Task prompt. Return all of the entries word for word, but omit the pictures they contain.

Material for the task.
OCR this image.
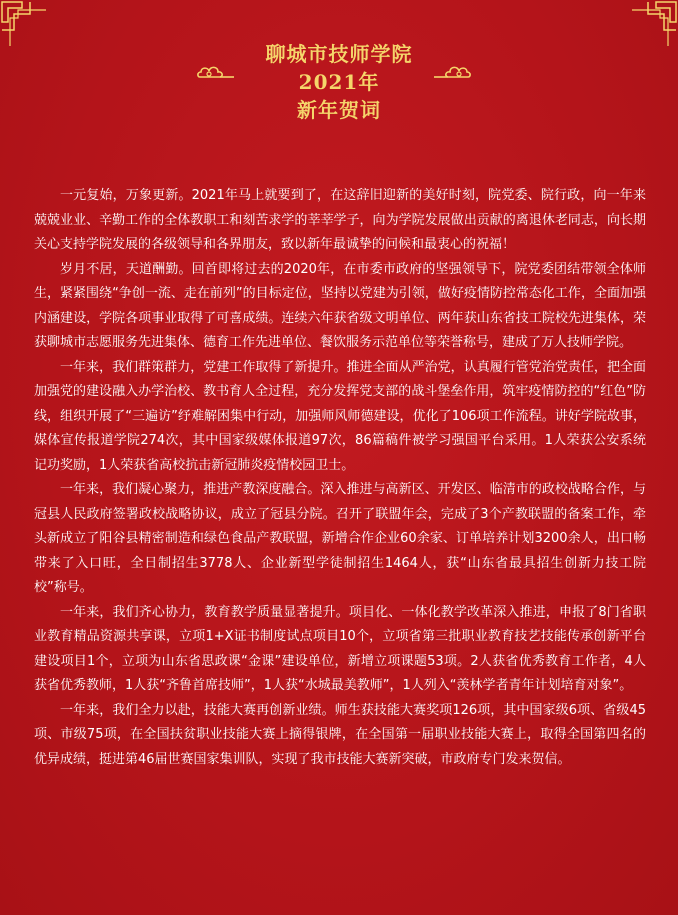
聊城市技师学院
2021年
新年贺词

一元复始，万象更新。2021年马上就要到了，在这辞旧迎新的美好时刻，院党委、院行政，向一年来兢兢业业、辛勤工作的全体教职工和刻苦求学的莘莘学子，向为学院发展做出贡献的离退休老同志，向长期关心支持学院发展的各级领导和各界朋友，致以新年最诚挚的问候和最衷心的祝福！

岁月不居，天道酬勤。回首即将过去的2020年，在市委市政府的坚强领导下，院党委团结带领全体师生，紧紧围绕“争创一流、走在前列”的目标定位，坚持以党建为引领，做好疫情防控常态化工作，全面加强内涵建设，学院各项事业取得了可喜成绩。连续六年获省级文明单位、两年获山东省技工院校先进集体，荣获聊城市志愿服务先进集体、德育工作先进单位、餐饮服务示范单位等荣誉称号，建成了万人技师学院。

一年来，我们群策群力，党建工作取得了新提升。推进全面从严治党，认真履行管党治党责任，把全面加强党的建设融入办学治校、教书育人全过程，充分发挥党支部的战斗堡垒作用，筑牢疫情防控的“红色”防线，组织开展了“三遍访”纾难解困集中行动，加强师风师德建设，优化了106项工作流程。讲好学院故事，媒体宣传报道学院274次，其中国家级媒体报道97次，86篇稿件被学习强国平台采用。1人荣获公安系统记功奖励，1人荣获省高校抗击新冠肺炎疫情校园卫士。

一年来，我们凝心聚力，推进产教深度融合。深入推进与高新区、开发区、临清市的政校战略合作，与冠县人民政府签署政校战略协议，成立了冠县分院。召开了联盟年会，完成了3个产教联盟的备案工作，牵头新成立了阳谷县精密制造和绿色食品产教联盟，新增合作企业60余家、订单培养计划3200余人，出口畅带来了入口旺，全日制招生3778人、企业新型学徒制招生1464人，获“山东省最具招生创新力技工院校”称号。

一年来，我们齐心协力，教育教学质量显著提升。项目化、一体化教学改革深入推进，申报了8门省职业教育精品资源共享课，立项1+X证书制度试点项目10个，立项省第三批职业教育技艺技能传承创新平台建设项目1个，立项为山东省思政课“金课”建设单位，新增立项课题53项。2人获省优秀教育工作者，4人获省优秀教师，1人获“齐鲁首席技师”，1人获“水城最美教师”，1人列入“羡林学者青年计划培育对象”。

一年来，我们全力以赴，技能大赛再创新业绩。师生获技能大赛奖项126项，其中国家级6项、省级45项、市级75项，在全国扶贫职业技能大赛上摘得银牌，在全国第一届职业技能大赛上，取得全国第四名的优异成绩，挺进第46届世赛国家集训队，实现了我市技能大赛新突破，市政府专门发来贺信。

Answer below.
OCR this image.
聊城市技师学院
2021年
新年贺词

一元复始，万象更新。2021年马上就要到了，在这辞旧迎新的美好时刻，院党委、院行政，向一年来兢兢业业、辛勤工作的全体教职工和刻苦求学的莘莘学子，向为学院发展做出贡献的离退休老同志，向长期关心支持学院发展的各级领导和各界朋友，致以新年最诚挚的问候和最衷心的祝福！

岁月不居，天道酬勤。回首即将过去的2020年，在市委市政府的坚强领导下，院党委团结带领全体师生，紧紧围绕“争创一流、走在前列”的目标定位，坚持以党建为引领，做好疫情防控常态化工作，全面加强内涵建设，学院各项事业取得了可喜成绩。连续六年获省级文明单位、两年获山东省技工院校先进集体，荣获聊城市志愿服务先进集体、德育工作先进单位、餐饮服务示范单位等荣誉称号，建成了万人技师学院。

一年来，我们群策群力，党建工作取得了新提升。推进全面从严治党，认真履行管党治党责任，把全面加强党的建设融入办学治校、教书育人全过程，充分发挥党支部的战斗堡垒作用，筑牢疫情防控的“红色”防线，组织开展了“三遍访”纾难解困集中行动，加强师风师德建设，优化了106项工作流程。讲好学院故事，媒体宣传报道学院274次，其中国家级媒体报道97次，86篇稿件被学习强国平台采用。1人荣获公安系统记功奖励，1人荣获省高校抗击新冠肺炎疫情校园卫士。

一年来，我们凝心聚力，推进产教深度融合。深入推进与高新区、开发区、临清市的政校战略合作，与冠县人民政府签署政校战略协议，成立了冠县分院。召开了联盟年会，完成了3个产教联盟的备案工作，牵头新成立了阳谷县精密制造和绿色食品产教联盟，新增合作企业60余家、订单培养计划3200余人，出口畅带来了入口旺，全日制招生3778人、企业新型学徒制招生1464人，获“山东省最具招生创新力技工院校”称号。

一年来，我们齐心协力，教育教学质量显著提升。项目化、一体化教学改革深入推进，申报了8门省职业教育精品资源共享课，立项1+X证书制度试点项目10个，立项省第三批职业教育技艺技能传承创新平台建设项目1个，立项为山东省思政课“金课”建设单位，新增立项课题53项。2人获省优秀教育工作者，4人获省优秀教师，1人获“齐鲁首席技师”，1人获“水城最美教师”，1人列入“羡林学者青年计划培育对象”。

一年来，我们全力以赴，技能大赛再创新业绩。师生获技能大赛奖项126项，其中国家级6项、省级45项、市级75项，在全国扶贫职业技能大赛上摘得银牌，在全国第一届职业技能大赛上，取得全国第四名的优异成绩，挺进第46届世赛国家集训队，实现了我市技能大赛新突破，市政府专门发来贺信。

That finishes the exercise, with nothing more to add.